Exercise task:
Exactly repeat the material, dropping every picture from the copy.

(Lines of data)
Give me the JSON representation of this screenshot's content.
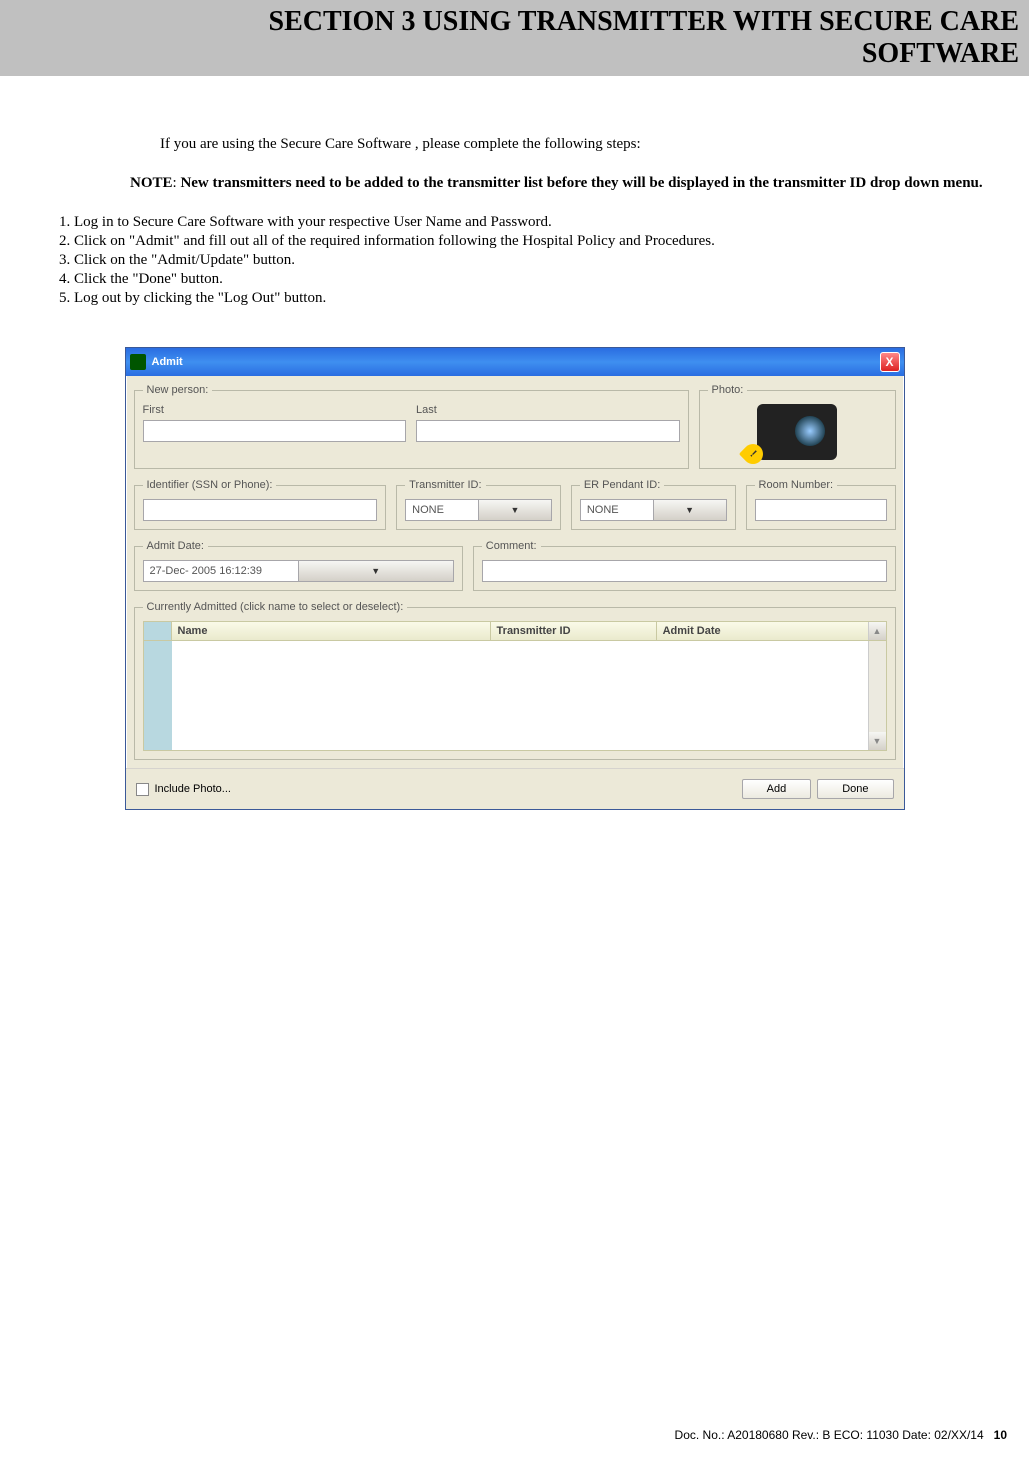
{
  "section": {
    "title_line1": "SECTION 3   USING TRANSMITTER WITH SECURE CARE",
    "title_line2": "SOFTWARE"
  },
  "intro": "If you are using the Secure Care Software , please complete the following steps:",
  "note": {
    "label": "NOTE",
    "text": "New transmitters need to be added to the transmitter list before they will be displayed in the transmitter ID drop down menu."
  },
  "steps": [
    "Log in to Secure Care Software with your respective User Name and Password.",
    "Click on \"Admit\" and fill out all of the required information following the Hospital Policy and Procedures.",
    "Click on the \"Admit/Update\" button.",
    "Click the \"Done\" button.",
    "Log out by clicking the \"Log Out\" button."
  ],
  "admit": {
    "title": "Admit",
    "new_person_legend": "New person:",
    "first_label": "First",
    "last_label": "Last",
    "first_value": "",
    "last_value": "",
    "photo_legend": "Photo:",
    "identifier_legend": "Identifier (SSN or Phone):",
    "identifier_value": "",
    "transmitter_legend": "Transmitter ID:",
    "transmitter_value": "NONE",
    "er_legend": "ER Pendant ID:",
    "er_value": "NONE",
    "room_legend": "Room Number:",
    "room_value": "",
    "admit_date_legend": "Admit Date:",
    "admit_date_value": "27-Dec- 2005  16:12:39",
    "comment_legend": "Comment:",
    "comment_value": "",
    "currently_legend": "Currently Admitted (click name to select or deselect):",
    "col_name": "Name",
    "col_tid": "Transmitter ID",
    "col_date": "Admit Date",
    "include_photo_label": "Include Photo...",
    "add_btn": "Add",
    "done_btn": "Done"
  },
  "footer": {
    "doc": "Doc. No.:  A20180680   Rev.: B   ECO: 11030   Date: 02/XX/14",
    "page": "10"
  }
}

Correct result:
Give me the JSON representation of this screenshot's content.
{
  "section": {
    "title_line1": "SECTION 3   USING TRANSMITTER WITH SECURE CARE",
    "title_line2": "SOFTWARE"
  },
  "intro": "If you are using the Secure Care Software , please complete the following steps:",
  "note": {
    "label": "NOTE",
    "text": "New transmitters need to be added to the transmitter list before they will be displayed in the transmitter ID drop down menu."
  },
  "steps": [
    "Log in to Secure Care Software with your respective User Name and Password.",
    "Click on \"Admit\" and fill out all of the required information following the Hospital Policy and Procedures.",
    "Click on the \"Admit/Update\" button.",
    "Click the \"Done\" button.",
    "Log out by clicking the \"Log Out\" button."
  ],
  "admit": {
    "title": "Admit",
    "new_person_legend": "New person:",
    "first_label": "First",
    "last_label": "Last",
    "first_value": "",
    "last_value": "",
    "photo_legend": "Photo:",
    "identifier_legend": "Identifier (SSN or Phone):",
    "identifier_value": "",
    "transmitter_legend": "Transmitter ID:",
    "transmitter_value": "NONE",
    "er_legend": "ER Pendant ID:",
    "er_value": "NONE",
    "room_legend": "Room Number:",
    "room_value": "",
    "admit_date_legend": "Admit Date:",
    "admit_date_value": "27-Dec- 2005  16:12:39",
    "comment_legend": "Comment:",
    "comment_value": "",
    "currently_legend": "Currently Admitted (click name to select or deselect):",
    "col_name": "Name",
    "col_tid": "Transmitter ID",
    "col_date": "Admit Date",
    "include_photo_label": "Include Photo...",
    "add_btn": "Add",
    "done_btn": "Done"
  },
  "footer": {
    "doc": "Doc. No.:  A20180680   Rev.: B   ECO: 11030   Date: 02/XX/14",
    "page": "10"
  }
}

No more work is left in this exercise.